The problem: Only a number is wanted: how many lines in the records below contain "call"?

(Stored records)
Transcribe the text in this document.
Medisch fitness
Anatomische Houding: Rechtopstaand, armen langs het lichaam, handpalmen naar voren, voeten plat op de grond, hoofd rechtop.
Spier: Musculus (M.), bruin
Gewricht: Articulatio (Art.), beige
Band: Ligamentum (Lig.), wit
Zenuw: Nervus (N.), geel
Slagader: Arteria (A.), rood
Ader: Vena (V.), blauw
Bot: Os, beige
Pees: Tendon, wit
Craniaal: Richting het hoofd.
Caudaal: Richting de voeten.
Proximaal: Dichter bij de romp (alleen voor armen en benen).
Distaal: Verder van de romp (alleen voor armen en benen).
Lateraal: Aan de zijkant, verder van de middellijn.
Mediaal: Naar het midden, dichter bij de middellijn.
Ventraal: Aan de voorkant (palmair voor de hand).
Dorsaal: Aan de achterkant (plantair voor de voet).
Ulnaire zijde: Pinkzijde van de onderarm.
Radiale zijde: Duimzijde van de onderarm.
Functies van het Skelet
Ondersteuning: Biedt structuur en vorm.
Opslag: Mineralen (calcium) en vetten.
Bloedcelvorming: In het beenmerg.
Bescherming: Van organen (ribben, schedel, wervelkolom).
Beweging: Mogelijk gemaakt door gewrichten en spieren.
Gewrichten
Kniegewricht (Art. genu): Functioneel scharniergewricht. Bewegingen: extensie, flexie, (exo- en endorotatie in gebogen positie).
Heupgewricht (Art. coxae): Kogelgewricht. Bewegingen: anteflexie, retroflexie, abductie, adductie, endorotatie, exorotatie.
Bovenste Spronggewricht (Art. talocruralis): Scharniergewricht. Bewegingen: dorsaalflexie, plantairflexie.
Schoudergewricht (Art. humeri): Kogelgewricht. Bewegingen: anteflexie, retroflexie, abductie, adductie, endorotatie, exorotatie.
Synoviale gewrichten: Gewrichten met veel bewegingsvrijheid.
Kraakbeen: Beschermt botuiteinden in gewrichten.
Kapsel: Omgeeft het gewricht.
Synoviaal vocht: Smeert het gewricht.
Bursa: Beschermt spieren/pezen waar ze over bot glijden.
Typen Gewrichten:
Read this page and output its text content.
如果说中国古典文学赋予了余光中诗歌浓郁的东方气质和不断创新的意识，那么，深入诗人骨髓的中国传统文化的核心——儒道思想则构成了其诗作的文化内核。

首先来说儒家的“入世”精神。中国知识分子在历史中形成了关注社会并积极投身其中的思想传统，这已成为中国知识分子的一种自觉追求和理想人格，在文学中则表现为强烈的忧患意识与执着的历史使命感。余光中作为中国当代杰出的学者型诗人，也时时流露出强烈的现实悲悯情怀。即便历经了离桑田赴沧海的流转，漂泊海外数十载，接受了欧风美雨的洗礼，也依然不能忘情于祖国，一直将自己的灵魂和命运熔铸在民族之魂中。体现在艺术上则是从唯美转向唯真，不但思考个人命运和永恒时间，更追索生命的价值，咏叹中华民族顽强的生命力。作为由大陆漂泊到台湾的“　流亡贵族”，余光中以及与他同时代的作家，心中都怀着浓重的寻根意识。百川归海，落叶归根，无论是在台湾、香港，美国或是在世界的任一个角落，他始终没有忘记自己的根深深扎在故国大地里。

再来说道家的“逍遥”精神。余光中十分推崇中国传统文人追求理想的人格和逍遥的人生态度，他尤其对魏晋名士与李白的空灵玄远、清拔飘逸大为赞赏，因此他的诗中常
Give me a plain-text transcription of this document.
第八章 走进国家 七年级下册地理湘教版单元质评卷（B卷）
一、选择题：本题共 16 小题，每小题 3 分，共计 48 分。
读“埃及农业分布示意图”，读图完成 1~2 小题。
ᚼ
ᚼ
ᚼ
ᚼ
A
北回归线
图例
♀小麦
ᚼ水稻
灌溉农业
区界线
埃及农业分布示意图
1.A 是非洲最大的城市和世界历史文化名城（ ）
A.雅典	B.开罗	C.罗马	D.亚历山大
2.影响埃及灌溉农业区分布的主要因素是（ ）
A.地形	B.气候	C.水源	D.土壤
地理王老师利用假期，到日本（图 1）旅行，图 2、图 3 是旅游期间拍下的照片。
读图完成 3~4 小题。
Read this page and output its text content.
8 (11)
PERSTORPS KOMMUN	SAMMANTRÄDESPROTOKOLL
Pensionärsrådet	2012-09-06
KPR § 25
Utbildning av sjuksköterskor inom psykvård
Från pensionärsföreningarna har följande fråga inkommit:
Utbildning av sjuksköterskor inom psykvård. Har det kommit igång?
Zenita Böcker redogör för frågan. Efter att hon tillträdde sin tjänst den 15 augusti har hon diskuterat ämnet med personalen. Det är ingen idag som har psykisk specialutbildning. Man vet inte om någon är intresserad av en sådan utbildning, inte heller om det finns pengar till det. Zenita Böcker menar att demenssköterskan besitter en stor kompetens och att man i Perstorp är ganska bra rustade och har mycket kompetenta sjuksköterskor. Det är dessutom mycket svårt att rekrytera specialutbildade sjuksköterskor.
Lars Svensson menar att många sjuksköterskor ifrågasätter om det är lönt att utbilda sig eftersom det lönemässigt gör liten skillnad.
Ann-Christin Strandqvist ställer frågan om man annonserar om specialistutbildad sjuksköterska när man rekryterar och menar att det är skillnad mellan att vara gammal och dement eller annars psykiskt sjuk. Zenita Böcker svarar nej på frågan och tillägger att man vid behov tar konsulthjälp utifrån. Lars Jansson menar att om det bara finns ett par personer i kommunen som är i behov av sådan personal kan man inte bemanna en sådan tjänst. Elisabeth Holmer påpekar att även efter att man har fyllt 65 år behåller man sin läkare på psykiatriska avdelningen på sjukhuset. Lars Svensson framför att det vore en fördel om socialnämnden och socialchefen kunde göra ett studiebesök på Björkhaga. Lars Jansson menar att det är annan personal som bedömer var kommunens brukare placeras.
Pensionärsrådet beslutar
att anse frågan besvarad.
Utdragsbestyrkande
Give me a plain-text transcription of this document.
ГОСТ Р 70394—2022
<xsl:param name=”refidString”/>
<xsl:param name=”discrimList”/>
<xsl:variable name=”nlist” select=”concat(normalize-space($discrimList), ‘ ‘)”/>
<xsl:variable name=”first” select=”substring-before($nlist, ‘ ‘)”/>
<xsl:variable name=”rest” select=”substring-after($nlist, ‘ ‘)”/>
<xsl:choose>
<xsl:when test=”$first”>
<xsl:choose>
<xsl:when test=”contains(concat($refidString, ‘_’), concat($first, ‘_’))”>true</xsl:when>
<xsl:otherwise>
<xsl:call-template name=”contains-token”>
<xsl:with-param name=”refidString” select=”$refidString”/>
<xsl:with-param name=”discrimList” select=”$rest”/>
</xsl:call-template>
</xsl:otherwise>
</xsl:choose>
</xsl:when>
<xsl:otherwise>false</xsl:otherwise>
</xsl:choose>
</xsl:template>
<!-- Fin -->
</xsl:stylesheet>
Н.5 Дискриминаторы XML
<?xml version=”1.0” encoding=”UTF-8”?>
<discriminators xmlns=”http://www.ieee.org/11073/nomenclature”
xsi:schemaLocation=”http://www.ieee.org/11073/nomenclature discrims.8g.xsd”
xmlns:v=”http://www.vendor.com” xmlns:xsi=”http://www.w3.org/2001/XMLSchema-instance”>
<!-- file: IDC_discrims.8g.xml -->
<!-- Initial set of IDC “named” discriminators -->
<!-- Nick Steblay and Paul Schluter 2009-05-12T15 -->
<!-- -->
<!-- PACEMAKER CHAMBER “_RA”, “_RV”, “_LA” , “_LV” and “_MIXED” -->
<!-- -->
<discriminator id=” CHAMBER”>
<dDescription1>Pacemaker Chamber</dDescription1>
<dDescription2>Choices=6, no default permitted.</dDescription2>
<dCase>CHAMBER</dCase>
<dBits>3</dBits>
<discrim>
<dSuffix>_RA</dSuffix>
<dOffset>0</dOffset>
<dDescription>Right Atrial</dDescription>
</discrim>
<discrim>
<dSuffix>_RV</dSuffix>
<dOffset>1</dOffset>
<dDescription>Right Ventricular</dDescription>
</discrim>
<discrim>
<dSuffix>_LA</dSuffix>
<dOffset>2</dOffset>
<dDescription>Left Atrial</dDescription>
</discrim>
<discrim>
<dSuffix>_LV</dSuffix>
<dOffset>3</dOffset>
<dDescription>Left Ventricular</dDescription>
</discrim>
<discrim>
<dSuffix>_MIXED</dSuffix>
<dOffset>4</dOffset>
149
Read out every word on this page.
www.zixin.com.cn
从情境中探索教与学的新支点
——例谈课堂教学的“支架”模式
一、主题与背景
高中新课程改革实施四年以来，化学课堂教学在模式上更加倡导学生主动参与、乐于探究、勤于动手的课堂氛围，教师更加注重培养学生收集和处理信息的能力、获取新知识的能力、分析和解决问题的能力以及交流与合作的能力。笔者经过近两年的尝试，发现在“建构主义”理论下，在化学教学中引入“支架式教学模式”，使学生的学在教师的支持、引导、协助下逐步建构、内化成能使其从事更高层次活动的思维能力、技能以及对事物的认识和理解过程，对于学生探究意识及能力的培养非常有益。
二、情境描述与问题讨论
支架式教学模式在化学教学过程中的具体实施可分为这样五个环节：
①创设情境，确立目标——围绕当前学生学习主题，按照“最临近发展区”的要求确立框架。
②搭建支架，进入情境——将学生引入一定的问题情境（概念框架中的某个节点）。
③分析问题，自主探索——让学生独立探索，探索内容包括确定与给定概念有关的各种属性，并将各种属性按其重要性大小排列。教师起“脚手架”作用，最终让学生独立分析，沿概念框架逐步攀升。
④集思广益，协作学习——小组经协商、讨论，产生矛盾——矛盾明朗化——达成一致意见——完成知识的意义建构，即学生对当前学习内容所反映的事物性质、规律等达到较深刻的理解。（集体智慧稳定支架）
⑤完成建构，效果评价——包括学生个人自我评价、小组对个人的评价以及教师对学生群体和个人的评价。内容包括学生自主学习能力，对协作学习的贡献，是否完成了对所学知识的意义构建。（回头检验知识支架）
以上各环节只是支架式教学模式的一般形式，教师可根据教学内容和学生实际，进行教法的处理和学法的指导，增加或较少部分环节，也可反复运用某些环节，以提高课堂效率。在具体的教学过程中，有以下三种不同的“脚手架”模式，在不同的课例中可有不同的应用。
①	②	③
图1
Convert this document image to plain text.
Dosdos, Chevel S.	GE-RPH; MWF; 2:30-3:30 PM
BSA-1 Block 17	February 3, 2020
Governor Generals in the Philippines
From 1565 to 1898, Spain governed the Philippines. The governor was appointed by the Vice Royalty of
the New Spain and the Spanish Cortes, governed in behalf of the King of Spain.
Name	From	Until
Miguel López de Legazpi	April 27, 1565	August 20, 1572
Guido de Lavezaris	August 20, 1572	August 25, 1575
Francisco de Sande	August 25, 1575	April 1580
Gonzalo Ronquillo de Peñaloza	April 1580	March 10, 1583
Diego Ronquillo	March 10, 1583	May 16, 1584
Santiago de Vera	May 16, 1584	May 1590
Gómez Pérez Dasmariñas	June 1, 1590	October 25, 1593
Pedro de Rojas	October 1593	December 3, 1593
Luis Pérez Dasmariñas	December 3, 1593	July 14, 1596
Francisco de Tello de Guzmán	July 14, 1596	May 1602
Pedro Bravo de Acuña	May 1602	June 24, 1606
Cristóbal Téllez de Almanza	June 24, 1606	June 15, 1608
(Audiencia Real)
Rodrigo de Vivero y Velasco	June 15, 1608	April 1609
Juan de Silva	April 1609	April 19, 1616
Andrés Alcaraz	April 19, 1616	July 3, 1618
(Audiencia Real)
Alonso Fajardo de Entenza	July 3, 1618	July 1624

Complete response: 2